■ **GOAL**
Find each line containing the string "station". Copy it.

■ **DATA EXCERPTS**
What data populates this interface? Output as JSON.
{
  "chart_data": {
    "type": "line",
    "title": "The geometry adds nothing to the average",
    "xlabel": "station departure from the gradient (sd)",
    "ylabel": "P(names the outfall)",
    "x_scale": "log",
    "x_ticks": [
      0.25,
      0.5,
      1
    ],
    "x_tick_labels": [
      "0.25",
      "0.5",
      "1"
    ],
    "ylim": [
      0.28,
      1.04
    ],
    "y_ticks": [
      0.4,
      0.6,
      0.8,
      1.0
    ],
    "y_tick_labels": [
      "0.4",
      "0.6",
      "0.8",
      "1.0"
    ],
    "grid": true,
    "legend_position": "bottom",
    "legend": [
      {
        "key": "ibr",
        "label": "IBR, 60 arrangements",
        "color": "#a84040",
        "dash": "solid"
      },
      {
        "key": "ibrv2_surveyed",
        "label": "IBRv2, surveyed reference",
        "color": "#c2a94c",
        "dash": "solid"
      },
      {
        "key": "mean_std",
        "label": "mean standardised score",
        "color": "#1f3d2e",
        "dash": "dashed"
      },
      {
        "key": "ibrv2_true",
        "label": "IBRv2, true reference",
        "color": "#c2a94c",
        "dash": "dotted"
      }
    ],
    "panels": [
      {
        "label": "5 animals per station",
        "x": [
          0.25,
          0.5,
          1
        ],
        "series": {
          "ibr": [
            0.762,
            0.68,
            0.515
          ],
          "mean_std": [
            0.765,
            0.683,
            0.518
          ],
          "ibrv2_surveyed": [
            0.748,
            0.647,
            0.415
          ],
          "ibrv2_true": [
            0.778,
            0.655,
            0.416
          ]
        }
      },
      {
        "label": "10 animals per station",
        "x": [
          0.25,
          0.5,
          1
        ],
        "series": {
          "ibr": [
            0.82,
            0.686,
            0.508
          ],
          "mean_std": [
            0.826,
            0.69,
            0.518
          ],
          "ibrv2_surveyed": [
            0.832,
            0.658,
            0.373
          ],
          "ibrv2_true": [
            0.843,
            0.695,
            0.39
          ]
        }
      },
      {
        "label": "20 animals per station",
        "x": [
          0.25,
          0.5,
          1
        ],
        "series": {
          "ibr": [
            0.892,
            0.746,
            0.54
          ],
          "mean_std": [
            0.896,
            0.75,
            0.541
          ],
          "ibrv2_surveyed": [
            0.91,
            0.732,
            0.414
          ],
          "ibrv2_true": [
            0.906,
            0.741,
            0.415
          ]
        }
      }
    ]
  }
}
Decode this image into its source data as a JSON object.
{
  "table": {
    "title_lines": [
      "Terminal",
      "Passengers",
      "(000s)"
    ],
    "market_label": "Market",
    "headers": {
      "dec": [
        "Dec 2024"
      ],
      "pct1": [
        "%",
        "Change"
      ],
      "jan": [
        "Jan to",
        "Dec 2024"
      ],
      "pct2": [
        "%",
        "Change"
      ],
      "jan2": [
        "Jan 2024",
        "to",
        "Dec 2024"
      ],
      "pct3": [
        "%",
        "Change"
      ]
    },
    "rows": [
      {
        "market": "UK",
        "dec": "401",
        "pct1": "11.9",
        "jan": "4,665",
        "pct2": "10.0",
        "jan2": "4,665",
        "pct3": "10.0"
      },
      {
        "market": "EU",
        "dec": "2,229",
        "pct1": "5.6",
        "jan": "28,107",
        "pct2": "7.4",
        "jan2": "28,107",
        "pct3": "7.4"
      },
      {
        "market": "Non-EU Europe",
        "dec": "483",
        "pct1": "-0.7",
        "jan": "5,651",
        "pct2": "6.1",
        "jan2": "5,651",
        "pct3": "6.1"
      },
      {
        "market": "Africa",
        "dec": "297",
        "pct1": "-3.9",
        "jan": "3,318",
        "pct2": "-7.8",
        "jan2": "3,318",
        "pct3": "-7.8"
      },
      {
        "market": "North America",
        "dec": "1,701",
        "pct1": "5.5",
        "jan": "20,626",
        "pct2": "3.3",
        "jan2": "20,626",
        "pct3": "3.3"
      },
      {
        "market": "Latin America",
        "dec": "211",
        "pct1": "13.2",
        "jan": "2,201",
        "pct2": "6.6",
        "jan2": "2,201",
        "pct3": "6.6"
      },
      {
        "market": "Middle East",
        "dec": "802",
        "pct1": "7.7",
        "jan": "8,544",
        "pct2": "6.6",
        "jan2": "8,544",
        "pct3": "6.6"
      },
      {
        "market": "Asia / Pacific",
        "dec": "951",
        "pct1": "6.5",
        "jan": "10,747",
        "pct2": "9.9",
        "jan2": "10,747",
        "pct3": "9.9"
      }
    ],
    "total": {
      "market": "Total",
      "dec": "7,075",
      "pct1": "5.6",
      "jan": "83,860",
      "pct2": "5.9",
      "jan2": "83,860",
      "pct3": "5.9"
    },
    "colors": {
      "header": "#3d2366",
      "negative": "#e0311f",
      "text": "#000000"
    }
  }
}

■ **WRITTEN RESPONSE**
    "xlabel": "station departure from the gradient (sd)",
        "label": "5 animals per station",
        "label": "10 animals per station",
        "label": "20 animals per station",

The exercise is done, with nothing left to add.